**EXERCISE DIRECTIONS**
Can you return each row below word for word, with the pictures left out?

**MATERIAL FOR THE TASK**
* * *

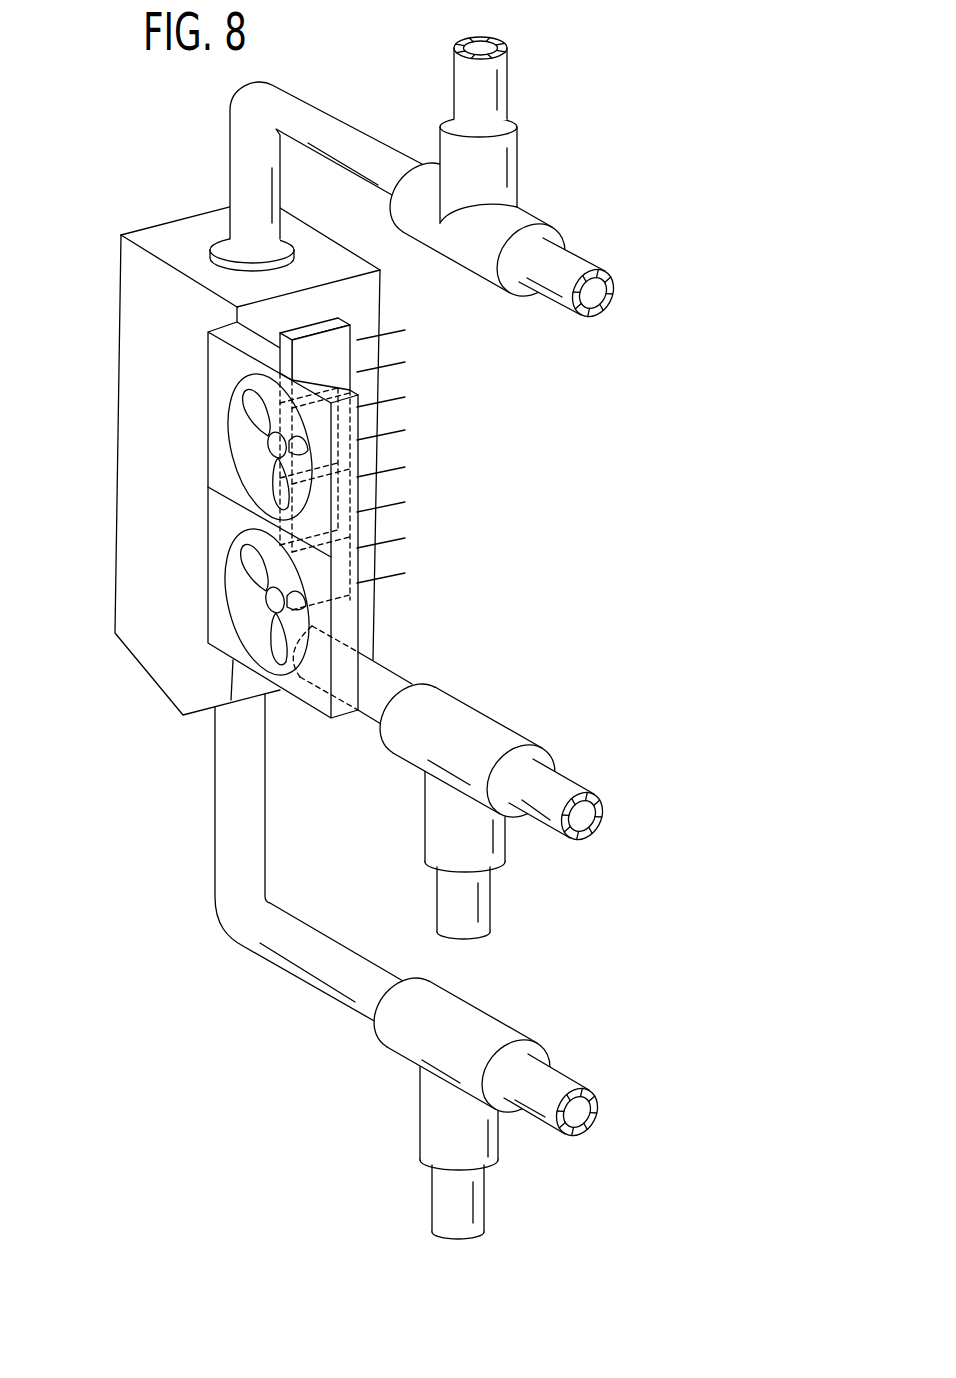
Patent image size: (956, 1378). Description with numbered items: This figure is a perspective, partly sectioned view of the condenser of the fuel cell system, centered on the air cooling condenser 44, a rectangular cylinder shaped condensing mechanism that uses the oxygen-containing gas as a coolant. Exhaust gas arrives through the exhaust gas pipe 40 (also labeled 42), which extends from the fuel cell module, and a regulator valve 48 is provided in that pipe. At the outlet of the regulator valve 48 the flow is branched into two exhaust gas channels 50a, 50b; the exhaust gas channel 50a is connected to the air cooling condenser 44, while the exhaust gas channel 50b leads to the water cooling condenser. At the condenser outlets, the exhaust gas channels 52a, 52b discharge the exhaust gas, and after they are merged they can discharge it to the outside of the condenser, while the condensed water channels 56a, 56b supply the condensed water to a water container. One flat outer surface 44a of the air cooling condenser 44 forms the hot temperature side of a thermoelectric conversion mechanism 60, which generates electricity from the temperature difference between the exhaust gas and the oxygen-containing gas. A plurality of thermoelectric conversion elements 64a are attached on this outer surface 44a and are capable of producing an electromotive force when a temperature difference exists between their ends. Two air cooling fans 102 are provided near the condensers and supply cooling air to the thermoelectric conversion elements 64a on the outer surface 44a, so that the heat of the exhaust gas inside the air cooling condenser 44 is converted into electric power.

The exhaust gas pipe 40 is at (533, 78).
The cooling water pipe (connector) 42 is at (497, 80).
The air cooling condenser 44 is at (126, 283).
The flat outer surface 44a is at (386, 290).
The regulator valve 48 is at (473, 223).
The exhaust gas channel 50a is at (345, 128).
The exhaust gas channel 50b is at (552, 283).
The exhaust gas channel 52a is at (358, 710).
The exhaust gas channel 52b is at (542, 827).
The condensed water channel 56a is at (283, 958).
The condensed water channel 56b is at (538, 1125).
The thermoelectric conversion mechanism 60 is at (251, 426).
The thermoelectric conversion elements 64a is at (323, 353).
The air cooling fan 102 is at (216, 460).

* * *

**ANSWER TO THE PROBLEM**
Patent image size: (956, 1378). Description with numbered items: This figure is a perspective, partly sectioned view of the condenser of the fuel cell system, centered on the air cooling condenser 44, a rectangular cylinder shaped condensing mechanism that uses the oxygen-containing gas as a coolant. Exhaust gas arrives through the exhaust gas pipe 40 (also labeled 42), which extends from the fuel cell module, and a regulator valve 48 is provided in that pipe. At the outlet of the regulator valve 48 the flow is branched into two exhaust gas channels 50a, 50b; the exhaust gas channel 50a is connected to the air cooling condenser 44, while the exhaust gas channel 50b leads to the water cooling condenser. At the condenser outlets, the exhaust gas channels 52a, 52b discharge the exhaust gas, and after they are merged they can discharge it to the outside of the condenser, while the condensed water channels 56a, 56b supply the condensed water to a water container. One flat outer surface 44a of the air cooling condenser 44 forms the hot temperature side of a thermoelectric conversion mechanism 60, which generates electricity from the temperature difference between the exhaust gas and the oxygen-containing gas. A plurality of thermoelectric conversion elements 64a are attached on this outer surface 44a and are capable of producing an electromotive force when a temperature difference exists between their ends. Two air cooling fans 102 are provided near the condensers and supply cooling air to the thermoelectric conversion elements 64a on the outer surface 44a, so that the heat of the exhaust gas inside the air cooling condenser 44 is converted into electric power.

The exhaust gas pipe 40 is at (533, 78).
The cooling water pipe (connector) 42 is at (497, 80).
The air cooling condenser 44 is at (126, 283).
The flat outer surface 44a is at (386, 290).
The regulator valve 48 is at (473, 223).
The exhaust gas channel 50a is at (345, 128).
The exhaust gas channel 50b is at (552, 283).
The exhaust gas channel 52a is at (358, 710).
The exhaust gas channel 52b is at (542, 827).
The condensed water channel 56a is at (283, 958).
The condensed water channel 56b is at (538, 1125).
The thermoelectric conversion mechanism 60 is at (251, 426).
The thermoelectric conversion elements 64a is at (323, 353).
The air cooling fan 102 is at (216, 460).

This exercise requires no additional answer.